#### Working data:
[Begin]

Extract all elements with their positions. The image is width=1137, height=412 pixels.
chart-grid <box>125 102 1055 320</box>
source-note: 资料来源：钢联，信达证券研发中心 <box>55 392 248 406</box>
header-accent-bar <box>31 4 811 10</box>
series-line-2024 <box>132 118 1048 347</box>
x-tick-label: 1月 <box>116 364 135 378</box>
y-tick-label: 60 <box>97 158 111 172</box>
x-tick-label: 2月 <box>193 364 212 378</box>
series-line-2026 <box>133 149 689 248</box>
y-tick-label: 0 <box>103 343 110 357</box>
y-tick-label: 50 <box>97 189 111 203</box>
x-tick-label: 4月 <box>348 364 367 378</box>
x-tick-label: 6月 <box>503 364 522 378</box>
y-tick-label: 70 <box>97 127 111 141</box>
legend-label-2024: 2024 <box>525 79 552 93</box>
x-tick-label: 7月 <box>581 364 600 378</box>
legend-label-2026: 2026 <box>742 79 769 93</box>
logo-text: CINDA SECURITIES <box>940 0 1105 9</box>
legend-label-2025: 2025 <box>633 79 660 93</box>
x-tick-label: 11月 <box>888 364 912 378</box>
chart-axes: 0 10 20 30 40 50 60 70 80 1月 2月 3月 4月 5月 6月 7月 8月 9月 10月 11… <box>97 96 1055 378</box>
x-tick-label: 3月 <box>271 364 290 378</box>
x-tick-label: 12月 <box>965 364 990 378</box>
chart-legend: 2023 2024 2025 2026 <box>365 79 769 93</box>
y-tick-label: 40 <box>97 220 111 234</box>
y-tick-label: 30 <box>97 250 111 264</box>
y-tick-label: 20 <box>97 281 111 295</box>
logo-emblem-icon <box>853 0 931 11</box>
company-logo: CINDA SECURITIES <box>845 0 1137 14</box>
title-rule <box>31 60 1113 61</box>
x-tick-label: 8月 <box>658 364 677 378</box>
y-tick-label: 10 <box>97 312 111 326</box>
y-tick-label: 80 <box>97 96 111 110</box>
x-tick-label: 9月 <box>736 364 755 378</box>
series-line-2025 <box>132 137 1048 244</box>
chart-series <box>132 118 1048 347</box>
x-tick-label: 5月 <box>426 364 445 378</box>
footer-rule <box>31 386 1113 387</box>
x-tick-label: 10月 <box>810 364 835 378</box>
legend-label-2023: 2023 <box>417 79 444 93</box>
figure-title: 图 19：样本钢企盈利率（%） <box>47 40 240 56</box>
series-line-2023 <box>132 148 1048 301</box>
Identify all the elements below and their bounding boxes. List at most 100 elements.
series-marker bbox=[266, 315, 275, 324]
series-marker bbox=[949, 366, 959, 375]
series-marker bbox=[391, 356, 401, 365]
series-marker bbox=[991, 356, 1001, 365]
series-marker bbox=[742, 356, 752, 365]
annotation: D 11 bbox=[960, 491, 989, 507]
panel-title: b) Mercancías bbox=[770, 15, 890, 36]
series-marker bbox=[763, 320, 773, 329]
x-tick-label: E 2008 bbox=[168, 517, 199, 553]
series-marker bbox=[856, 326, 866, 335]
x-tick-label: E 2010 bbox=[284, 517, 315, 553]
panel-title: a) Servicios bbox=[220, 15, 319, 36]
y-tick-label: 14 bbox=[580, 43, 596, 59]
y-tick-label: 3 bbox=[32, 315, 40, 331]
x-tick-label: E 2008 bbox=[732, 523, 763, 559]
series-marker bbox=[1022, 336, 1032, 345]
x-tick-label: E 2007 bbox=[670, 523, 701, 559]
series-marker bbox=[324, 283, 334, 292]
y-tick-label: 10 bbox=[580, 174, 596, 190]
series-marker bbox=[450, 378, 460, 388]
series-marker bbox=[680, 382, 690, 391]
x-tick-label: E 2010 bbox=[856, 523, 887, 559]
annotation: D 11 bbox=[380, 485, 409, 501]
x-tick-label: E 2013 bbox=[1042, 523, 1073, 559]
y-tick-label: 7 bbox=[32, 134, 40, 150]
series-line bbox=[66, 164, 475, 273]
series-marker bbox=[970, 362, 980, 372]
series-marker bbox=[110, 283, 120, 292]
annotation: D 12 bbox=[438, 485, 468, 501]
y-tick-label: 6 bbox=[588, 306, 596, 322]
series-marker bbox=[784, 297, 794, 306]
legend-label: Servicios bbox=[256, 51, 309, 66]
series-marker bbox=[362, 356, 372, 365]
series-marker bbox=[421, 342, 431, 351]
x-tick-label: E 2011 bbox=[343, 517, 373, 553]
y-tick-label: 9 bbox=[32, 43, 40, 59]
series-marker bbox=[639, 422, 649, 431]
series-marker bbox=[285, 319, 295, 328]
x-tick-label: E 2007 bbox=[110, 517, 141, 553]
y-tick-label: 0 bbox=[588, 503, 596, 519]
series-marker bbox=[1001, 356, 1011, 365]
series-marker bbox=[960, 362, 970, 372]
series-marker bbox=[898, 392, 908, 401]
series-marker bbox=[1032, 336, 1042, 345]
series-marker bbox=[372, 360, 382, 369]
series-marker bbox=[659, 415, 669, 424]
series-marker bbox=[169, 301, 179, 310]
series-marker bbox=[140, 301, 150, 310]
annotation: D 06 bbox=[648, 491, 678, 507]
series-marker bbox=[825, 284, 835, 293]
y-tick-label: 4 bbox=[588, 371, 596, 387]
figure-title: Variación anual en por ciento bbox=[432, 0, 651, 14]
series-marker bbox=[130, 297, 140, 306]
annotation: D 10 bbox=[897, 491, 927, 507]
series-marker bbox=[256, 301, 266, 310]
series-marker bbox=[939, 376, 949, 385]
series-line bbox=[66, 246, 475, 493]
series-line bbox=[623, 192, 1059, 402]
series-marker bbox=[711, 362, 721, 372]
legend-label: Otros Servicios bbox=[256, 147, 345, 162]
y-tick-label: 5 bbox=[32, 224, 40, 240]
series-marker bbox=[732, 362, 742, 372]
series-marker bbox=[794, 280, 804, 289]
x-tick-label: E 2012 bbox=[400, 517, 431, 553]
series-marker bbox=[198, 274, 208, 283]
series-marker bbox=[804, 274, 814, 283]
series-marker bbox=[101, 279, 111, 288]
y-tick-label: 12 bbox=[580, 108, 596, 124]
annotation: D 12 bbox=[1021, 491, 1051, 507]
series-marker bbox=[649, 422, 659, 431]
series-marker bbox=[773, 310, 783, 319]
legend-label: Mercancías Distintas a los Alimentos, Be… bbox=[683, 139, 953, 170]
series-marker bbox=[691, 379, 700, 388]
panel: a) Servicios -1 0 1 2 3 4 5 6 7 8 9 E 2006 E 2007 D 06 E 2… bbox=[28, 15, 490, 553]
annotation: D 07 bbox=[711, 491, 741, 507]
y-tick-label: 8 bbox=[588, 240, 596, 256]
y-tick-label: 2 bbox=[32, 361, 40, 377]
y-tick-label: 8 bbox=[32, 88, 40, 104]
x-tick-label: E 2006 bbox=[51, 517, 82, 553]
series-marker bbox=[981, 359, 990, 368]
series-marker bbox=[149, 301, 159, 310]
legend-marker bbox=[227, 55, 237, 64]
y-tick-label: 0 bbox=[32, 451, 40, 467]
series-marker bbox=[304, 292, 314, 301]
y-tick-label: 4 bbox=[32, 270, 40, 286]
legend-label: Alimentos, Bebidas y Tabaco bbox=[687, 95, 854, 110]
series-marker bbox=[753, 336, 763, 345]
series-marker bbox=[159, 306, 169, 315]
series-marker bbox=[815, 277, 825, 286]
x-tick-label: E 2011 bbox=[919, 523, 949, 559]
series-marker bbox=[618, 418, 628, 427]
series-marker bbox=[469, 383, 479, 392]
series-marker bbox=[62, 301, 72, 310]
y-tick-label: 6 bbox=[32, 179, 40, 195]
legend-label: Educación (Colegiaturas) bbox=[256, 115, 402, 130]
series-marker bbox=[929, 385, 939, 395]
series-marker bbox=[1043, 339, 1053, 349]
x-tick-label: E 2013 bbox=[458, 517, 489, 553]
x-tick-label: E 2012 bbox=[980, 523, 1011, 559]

[End]

#### Exercise instructions:
Reproduce the entries unchanged, from the very first line through the line containing "y-tick-label: 60 <box>97 158 111 172</box>".

#### Exercise answer:
Extract all elements with their positions. The image is width=1137, height=412 pixels.
chart-grid <box>125 102 1055 320</box>
source-note: 资料来源：钢联，信达证券研发中心 <box>55 392 248 406</box>
header-accent-bar <box>31 4 811 10</box>
series-line-2024 <box>132 118 1048 347</box>
x-tick-label: 1月 <box>116 364 135 378</box>
y-tick-label: 60 <box>97 158 111 172</box>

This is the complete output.